#### Goal:
Quote the Llama Java parameters page below word for word, in full.

------ Quoted text ------

Llama Java parameters - eoctet/Octet.Chat GitHub Wiki

Llama Java parameters

The following is a list of all the parameters involved in this project.

[!NOTE] Other reference documents: Transformers docs.

Model parameters

  • Basic parameters
Parameter Default Description
model_path / Llama model path.
lora_base / Optional model to use as a base for the layers modified by the LoRA adapter.
lora_path / Apply a LoRA (Low-Rank Adaptation) adapter to the model (implies --no-mmap).
lora_scale 0.0 apply LoRA adapter with user defined scaling S (implies --no-mmap).
verbose false Print verbose output to stderr.
numa_strategy 0 Attempt one of the below optimization strategies that may help on some NUMA systems (default: disabled). enum LlamaNumaStrategy
  • Context parameters
Parameter Default Description
seed -1 Set the random number generator seed.

------ Dataset content ------

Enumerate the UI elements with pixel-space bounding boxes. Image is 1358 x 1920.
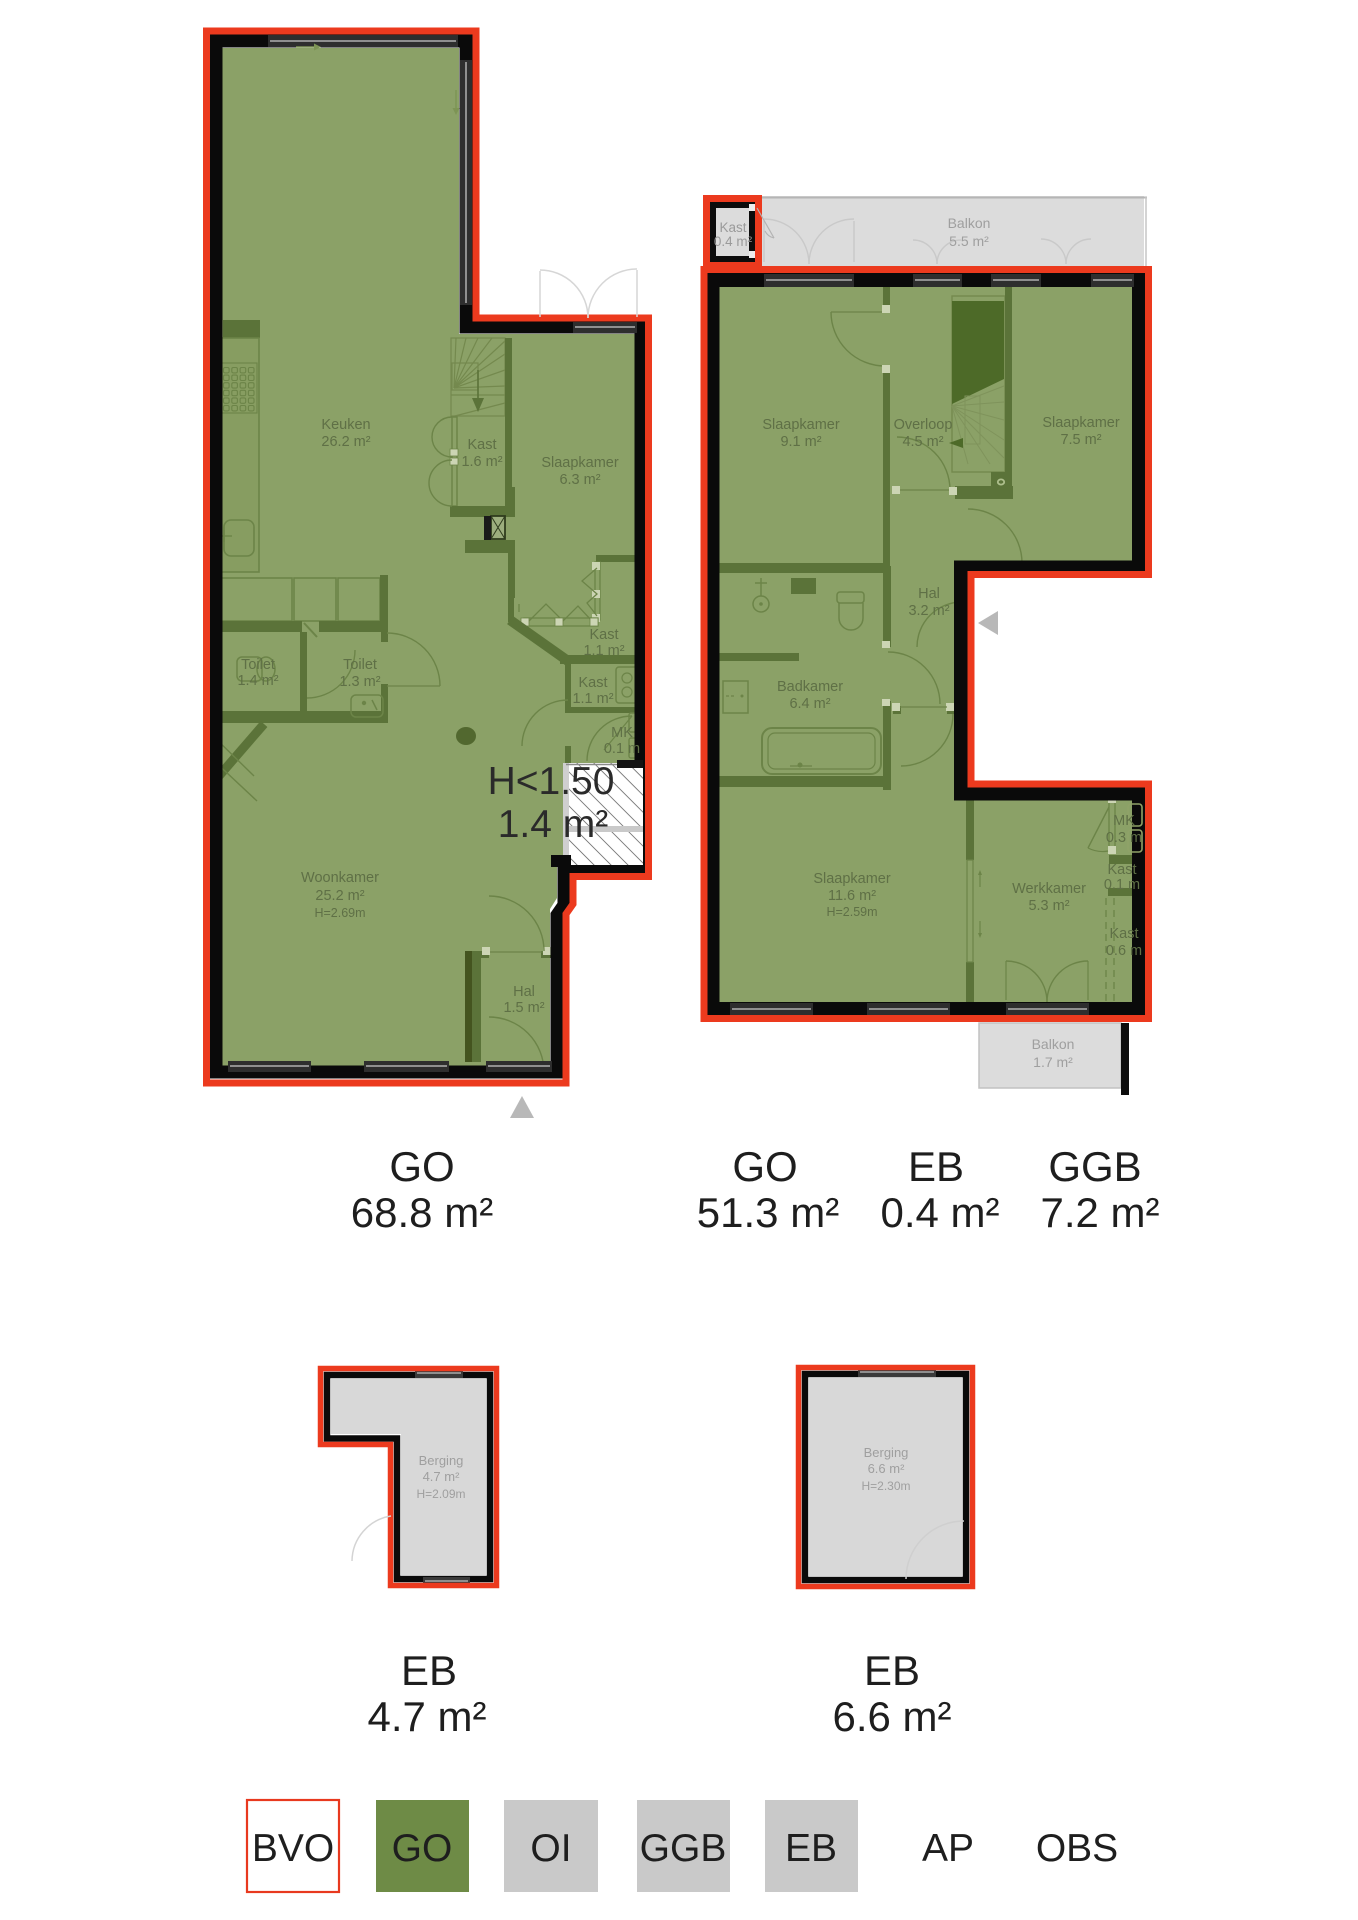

------

#### Answer to the task:
Llama Java parameters - eoctet/Octet.Chat GitHub Wiki

Llama Java parameters

The following is a list of all the parameters involved in this project.

[!NOTE] Other reference documents: Transformers docs.

Model parameters

  • Basic parameters
Parameter Default Description
model_path / Llama model path.
lora_base / Optional model to use as a base for the layers modified by the LoRA adapter.
lora_path / Apply a LoRA (Low-Rank Adaptation) adapter to the model (implies --no-mmap).
lora_scale 0.0 apply LoRA adapter with user defined scaling S (implies --no-mmap).
verbose false Print verbose output to stderr.
numa_strategy 0 Attempt one of the below optimization strategies that may help on some NUMA systems (default: disabled). enum LlamaNumaStrategy
  • Context parameters
Parameter Default Description
seed -1 Set the random number generator seed.